**Written request:** Keep every line where the word "dont" appears; drop the rest.
·····
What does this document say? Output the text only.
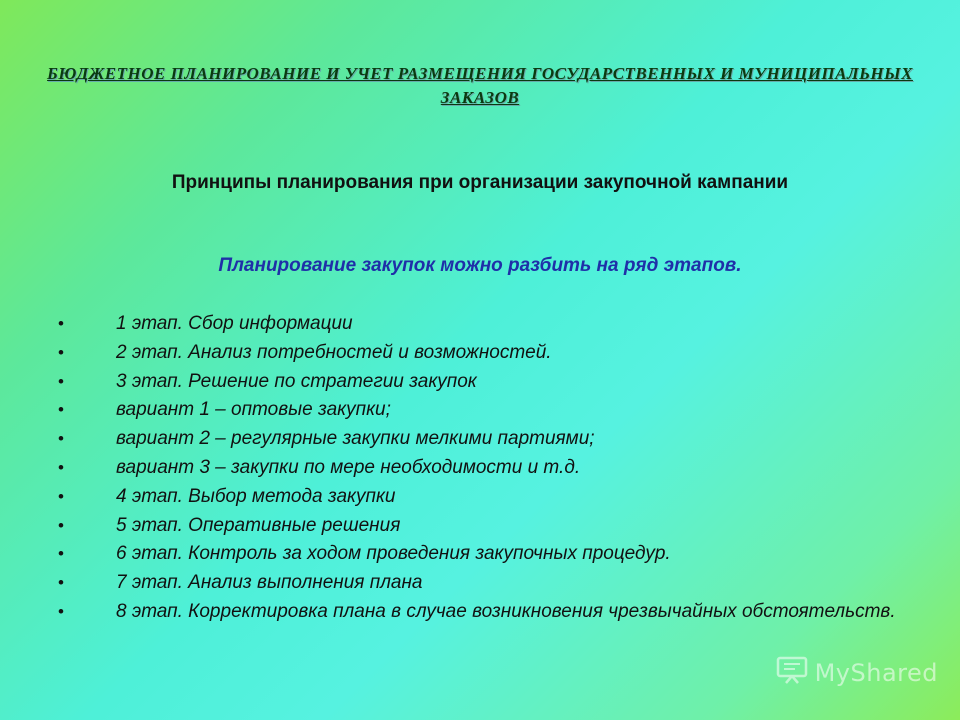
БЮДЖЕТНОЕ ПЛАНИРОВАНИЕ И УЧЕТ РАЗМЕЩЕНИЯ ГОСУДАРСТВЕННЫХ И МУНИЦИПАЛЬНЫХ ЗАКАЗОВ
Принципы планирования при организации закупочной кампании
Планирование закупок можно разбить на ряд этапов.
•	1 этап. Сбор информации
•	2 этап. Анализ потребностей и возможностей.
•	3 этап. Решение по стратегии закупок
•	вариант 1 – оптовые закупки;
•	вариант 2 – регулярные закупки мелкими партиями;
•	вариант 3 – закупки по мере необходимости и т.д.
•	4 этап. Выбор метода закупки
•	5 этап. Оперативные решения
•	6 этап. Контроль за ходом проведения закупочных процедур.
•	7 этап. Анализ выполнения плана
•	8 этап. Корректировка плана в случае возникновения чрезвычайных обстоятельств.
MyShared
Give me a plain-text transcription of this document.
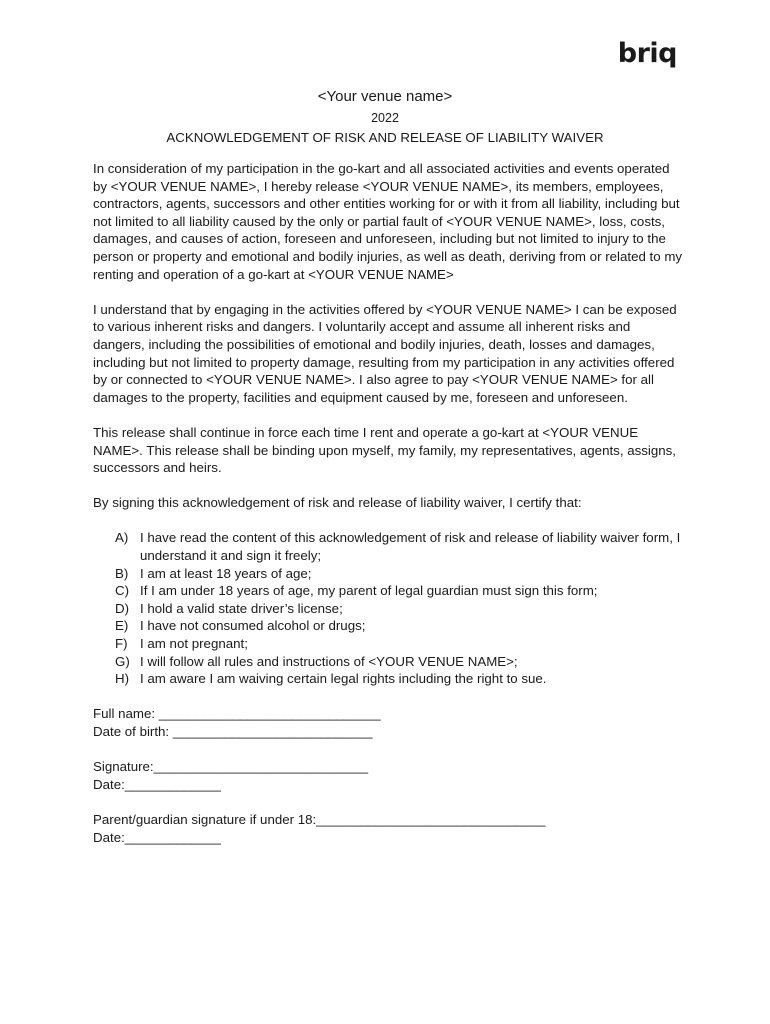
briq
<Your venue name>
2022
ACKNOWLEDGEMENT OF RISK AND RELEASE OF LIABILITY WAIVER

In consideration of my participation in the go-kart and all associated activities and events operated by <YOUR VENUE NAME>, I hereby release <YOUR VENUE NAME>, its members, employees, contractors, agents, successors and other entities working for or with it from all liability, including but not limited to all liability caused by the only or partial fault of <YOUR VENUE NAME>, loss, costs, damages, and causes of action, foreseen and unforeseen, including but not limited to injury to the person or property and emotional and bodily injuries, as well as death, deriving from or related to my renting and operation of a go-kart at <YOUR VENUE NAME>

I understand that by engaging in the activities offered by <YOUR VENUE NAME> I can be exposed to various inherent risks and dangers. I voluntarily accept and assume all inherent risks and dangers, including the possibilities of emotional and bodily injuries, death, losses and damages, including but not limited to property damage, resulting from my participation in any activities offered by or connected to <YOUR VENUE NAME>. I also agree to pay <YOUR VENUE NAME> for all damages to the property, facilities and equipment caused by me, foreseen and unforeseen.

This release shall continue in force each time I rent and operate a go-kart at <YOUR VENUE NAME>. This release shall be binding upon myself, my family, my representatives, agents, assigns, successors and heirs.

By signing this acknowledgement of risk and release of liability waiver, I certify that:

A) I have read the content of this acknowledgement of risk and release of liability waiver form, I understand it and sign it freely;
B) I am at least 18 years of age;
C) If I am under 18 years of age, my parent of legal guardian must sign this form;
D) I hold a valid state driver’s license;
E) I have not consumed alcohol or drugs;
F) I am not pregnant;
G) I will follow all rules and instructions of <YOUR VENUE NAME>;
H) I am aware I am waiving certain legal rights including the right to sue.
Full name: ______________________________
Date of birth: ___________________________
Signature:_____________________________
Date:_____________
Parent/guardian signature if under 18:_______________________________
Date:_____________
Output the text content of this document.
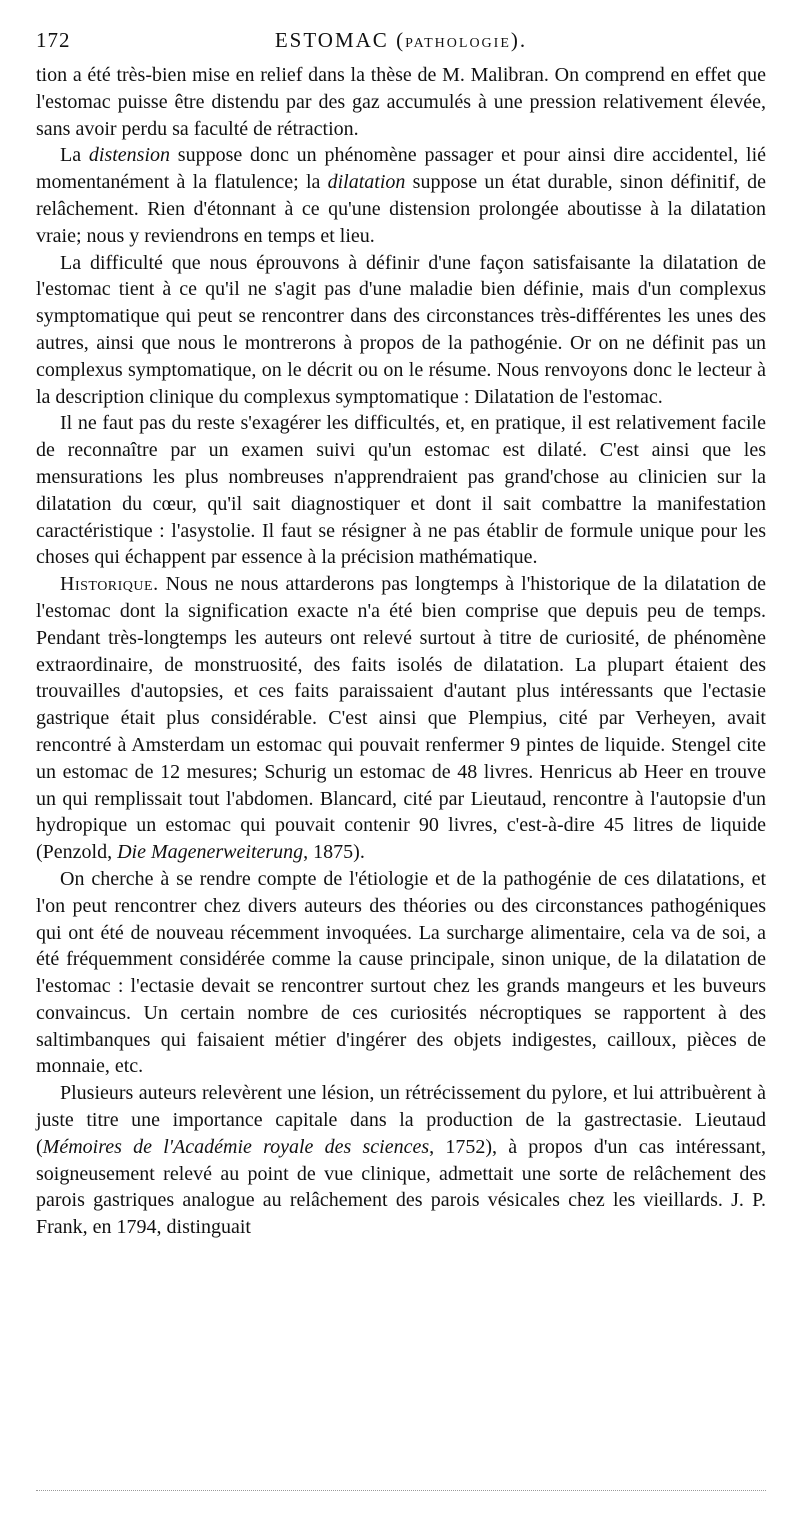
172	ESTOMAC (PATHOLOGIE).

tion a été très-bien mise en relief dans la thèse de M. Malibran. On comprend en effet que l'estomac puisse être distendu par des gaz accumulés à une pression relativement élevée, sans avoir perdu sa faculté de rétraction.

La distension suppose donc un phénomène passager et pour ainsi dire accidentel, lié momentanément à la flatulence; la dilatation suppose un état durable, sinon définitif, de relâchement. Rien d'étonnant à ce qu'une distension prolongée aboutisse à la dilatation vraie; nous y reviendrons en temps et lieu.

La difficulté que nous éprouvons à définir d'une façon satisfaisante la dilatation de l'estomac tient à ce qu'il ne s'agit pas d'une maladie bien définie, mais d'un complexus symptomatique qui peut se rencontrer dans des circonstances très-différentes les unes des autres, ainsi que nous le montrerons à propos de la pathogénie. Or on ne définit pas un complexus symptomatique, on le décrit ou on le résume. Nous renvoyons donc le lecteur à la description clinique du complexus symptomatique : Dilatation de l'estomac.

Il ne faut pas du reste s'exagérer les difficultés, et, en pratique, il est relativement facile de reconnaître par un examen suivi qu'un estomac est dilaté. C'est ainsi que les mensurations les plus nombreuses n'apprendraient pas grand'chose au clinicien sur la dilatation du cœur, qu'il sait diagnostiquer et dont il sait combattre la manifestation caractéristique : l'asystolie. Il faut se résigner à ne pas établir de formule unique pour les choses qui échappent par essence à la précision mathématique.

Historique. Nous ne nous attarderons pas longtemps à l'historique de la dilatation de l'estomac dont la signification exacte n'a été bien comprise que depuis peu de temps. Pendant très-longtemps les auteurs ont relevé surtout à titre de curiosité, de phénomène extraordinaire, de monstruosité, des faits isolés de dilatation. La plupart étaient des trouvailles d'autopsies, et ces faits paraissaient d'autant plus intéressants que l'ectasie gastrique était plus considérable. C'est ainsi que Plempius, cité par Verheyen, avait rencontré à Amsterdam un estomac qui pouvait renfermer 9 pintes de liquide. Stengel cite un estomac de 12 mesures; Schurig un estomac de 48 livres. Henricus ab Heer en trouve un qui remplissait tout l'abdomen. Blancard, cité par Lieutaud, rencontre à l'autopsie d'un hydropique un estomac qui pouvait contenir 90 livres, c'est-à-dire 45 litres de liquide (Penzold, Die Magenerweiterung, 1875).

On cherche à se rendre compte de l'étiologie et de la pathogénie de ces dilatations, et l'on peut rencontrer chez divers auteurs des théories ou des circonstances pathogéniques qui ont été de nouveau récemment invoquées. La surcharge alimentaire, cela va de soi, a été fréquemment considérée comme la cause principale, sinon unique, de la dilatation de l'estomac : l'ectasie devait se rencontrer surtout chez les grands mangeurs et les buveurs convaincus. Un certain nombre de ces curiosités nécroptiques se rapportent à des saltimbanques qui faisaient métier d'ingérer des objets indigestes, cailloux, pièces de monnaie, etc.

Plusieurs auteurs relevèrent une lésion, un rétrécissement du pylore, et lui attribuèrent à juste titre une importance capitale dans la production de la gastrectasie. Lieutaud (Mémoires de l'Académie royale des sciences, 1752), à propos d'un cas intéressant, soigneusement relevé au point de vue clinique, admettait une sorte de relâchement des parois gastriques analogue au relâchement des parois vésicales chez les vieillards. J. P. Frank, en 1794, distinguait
·····
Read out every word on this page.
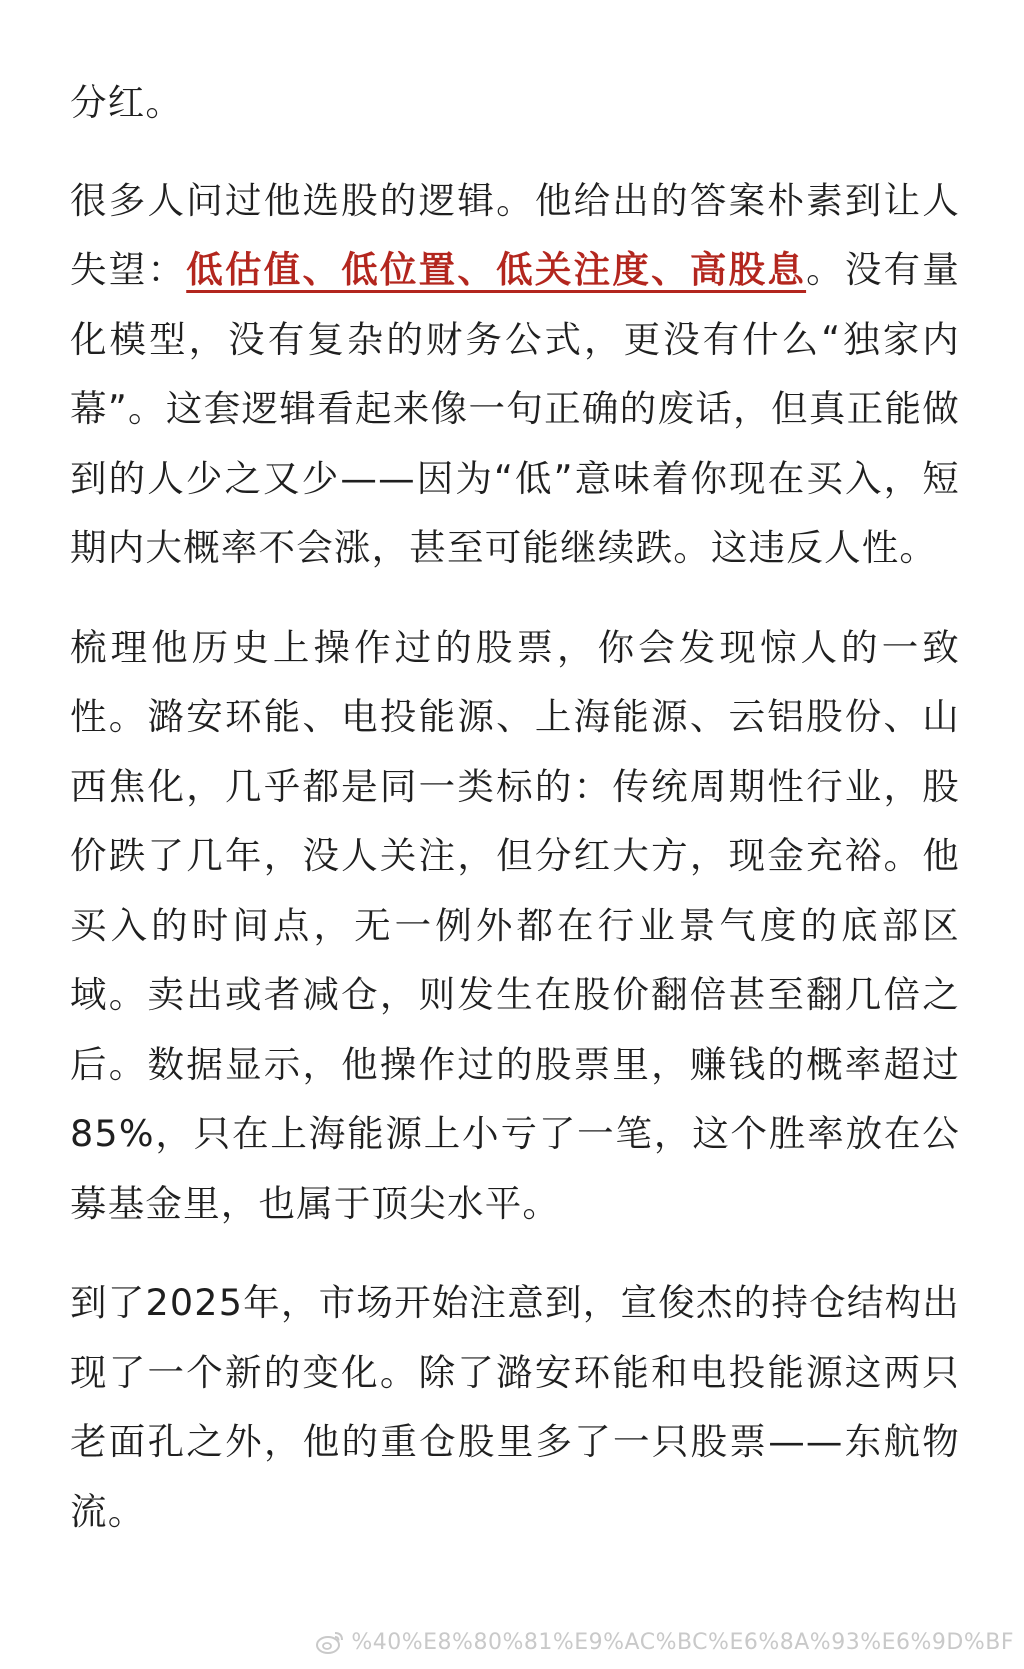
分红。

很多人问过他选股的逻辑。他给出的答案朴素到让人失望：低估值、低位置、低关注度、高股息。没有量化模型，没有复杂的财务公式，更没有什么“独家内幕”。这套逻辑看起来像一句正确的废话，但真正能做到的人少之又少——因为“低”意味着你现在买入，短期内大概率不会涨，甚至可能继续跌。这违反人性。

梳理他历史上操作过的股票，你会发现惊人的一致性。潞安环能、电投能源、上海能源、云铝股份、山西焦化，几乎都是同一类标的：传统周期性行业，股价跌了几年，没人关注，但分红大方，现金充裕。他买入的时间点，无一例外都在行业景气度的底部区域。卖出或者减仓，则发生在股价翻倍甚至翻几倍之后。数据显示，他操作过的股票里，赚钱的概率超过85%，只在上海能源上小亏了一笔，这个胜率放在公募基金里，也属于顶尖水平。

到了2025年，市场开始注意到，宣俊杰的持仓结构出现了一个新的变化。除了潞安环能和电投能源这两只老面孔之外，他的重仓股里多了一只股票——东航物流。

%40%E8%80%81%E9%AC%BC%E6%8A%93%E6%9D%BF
·····
**Output for this task:**
Il ne faut pas du reste s'exagérer les difficultés, et, en pratique, il est relativement facile de reconnaître par un examen suivi qu'un estomac est dilaté. C'est ainsi que les mensurations les plus nombreuses n'apprendraient pas grand'chose au clinicien sur la dilatation du cœur, qu'il sait diagnostiquer et dont il sait combattre la manifestation caractéristique : l'asystolie. Il faut se résigner à ne pas établir de formule unique pour les choses qui échappent par essence à la précision mathématique.
Historique. Nous ne nous attarderons pas longtemps à l'historique de la dilatation de l'estomac dont la signification exacte n'a été bien comprise que depuis peu de temps. Pendant très-longtemps les auteurs ont relevé surtout à titre de curiosité, de phénomène extraordinaire, de monstruosité, des faits isolés de dilatation. La plupart étaient des trouvailles d'autopsies, et ces faits paraissaient d'autant plus intéressants que l'ectasie gastrique était plus considérable. C'est ainsi que Plempius, cité par Verheyen, avait rencontré à Amsterdam un estomac qui pouvait renfermer 9 pintes de liquide. Stengel cite un estomac de 12 mesures; Schurig un estomac de 48 livres. Henricus ab Heer en trouve un qui remplissait tout l'abdomen. Blancard, cité par Lieutaud, rencontre à l'autopsie d'un hydropique un estomac qui pouvait contenir 90 livres, c'est-à-dire 45 litres de liquide (Penzold, Die Magenerweiterung, 1875).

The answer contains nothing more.